Job
Output all of the records exactly as written.

Dataset content
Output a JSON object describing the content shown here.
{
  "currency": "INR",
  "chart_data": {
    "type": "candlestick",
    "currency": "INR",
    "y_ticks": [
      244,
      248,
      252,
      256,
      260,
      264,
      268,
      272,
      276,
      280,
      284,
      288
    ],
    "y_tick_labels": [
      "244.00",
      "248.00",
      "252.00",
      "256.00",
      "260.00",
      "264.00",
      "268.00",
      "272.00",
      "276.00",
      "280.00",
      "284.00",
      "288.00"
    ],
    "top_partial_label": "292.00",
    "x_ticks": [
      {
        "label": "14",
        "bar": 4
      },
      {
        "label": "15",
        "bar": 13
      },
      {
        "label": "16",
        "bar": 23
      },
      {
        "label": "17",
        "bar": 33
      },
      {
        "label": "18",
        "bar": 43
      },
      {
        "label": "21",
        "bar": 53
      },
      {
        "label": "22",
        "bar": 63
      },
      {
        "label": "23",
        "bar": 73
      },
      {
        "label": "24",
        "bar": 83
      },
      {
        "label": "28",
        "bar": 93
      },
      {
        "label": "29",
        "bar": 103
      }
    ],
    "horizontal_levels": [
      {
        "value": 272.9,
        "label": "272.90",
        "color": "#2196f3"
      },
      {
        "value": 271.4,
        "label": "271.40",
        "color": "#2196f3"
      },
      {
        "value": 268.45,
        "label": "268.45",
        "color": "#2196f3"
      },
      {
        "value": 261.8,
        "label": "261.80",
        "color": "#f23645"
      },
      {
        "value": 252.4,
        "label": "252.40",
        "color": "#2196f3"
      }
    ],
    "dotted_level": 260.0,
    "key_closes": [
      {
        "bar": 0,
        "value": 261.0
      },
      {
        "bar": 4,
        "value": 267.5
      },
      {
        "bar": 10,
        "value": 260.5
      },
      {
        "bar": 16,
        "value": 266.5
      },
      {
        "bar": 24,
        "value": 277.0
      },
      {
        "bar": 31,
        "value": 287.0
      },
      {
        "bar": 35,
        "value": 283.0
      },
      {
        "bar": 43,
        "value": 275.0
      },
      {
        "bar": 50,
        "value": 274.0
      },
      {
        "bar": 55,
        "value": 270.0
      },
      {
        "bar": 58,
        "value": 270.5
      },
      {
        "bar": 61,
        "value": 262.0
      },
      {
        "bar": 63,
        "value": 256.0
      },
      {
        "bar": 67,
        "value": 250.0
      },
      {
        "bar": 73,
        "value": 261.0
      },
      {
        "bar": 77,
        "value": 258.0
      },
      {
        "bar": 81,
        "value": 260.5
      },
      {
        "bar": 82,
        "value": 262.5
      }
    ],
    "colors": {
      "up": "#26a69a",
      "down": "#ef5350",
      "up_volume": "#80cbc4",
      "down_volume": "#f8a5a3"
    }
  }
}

In response
Output a JSON object describing the content shown here.
{
  "currency": "INR",
  "chart_data": {
    "type": "candlestick",
    "currency": "INR",
    "y_ticks": [
      244,
      248,
      252,
      256,
      260,
      264,
      268,
      272,
      276,
      280,
      284,
      288
    ],
    "y_tick_labels": [
      "244.00",
      "248.00",
      "252.00",
      "256.00",
      "260.00",
      "264.00",
      "268.00",
      "272.00",
      "276.00",
      "280.00",
      "284.00",
      "288.00"
    ],
    "top_partial_label": "292.00",
    "x_ticks": [
      {
        "label": "14",
        "bar": 4
      },
      {
        "label": "15",
        "bar": 13
      },
      {
        "label": "16",
        "bar": 23
      },
      {
        "label": "17",
        "bar": 33
      },
      {
        "label": "18",
        "bar": 43
      },
      {
        "label": "21",
        "bar": 53
      },
      {
        "label": "22",
        "bar": 63
      },
      {
        "label": "23",
        "bar": 73
      },
      {
        "label": "24",
        "bar": 83
      },
      {
        "label": "28",
        "bar": 93
      },
      {
        "label": "29",
        "bar": 103
      }
    ],
    "horizontal_levels": [
      {
        "value": 272.9,
        "label": "272.90",
        "color": "#2196f3"
      },
      {
        "value": 271.4,
        "label": "271.40",
        "color": "#2196f3"
      },
      {
        "value": 268.45,
        "label": "268.45",
        "color": "#2196f3"
      },
      {
        "value": 261.8,
        "label": "261.80",
        "color": "#f23645"
      },
      {
        "value": 252.4,
        "label": "252.40",
        "color": "#2196f3"
      }
    ],
    "dotted_level": 260.0,
    "key_closes": [
      {
        "bar": 0,
        "value": 261.0
      },
      {
        "bar": 4,
        "value": 267.5
      },
      {
        "bar": 10,
        "value": 260.5
      },
      {
        "bar": 16,
        "value": 266.5
      },
      {
        "bar": 24,
        "value": 277.0
      },
      {
        "bar": 31,
        "value": 287.0
      },
      {
        "bar": 35,
        "value": 283.0
      },
      {
        "bar": 43,
        "value": 275.0
      },
      {
        "bar": 50,
        "value": 274.0
      },
      {
        "bar": 55,
        "value": 270.0
      },
      {
        "bar": 58,
        "value": 270.5
      },
      {
        "bar": 61,
        "value": 262.0
      },
      {
        "bar": 63,
        "value": 256.0
      },
      {
        "bar": 67,
        "value": 250.0
      },
      {
        "bar": 73,
        "value": 261.0
      },
      {
        "bar": 77,
        "value": 258.0
      },
      {
        "bar": 81,
        "value": 260.5
      },
      {
        "bar": 82,
        "value": 262.5
      }
    ],
    "colors": {
      "up": "#26a69a",
      "down": "#ef5350",
      "up_volume": "#80cbc4",
      "down_volume": "#f8a5a3"
    }
  }
}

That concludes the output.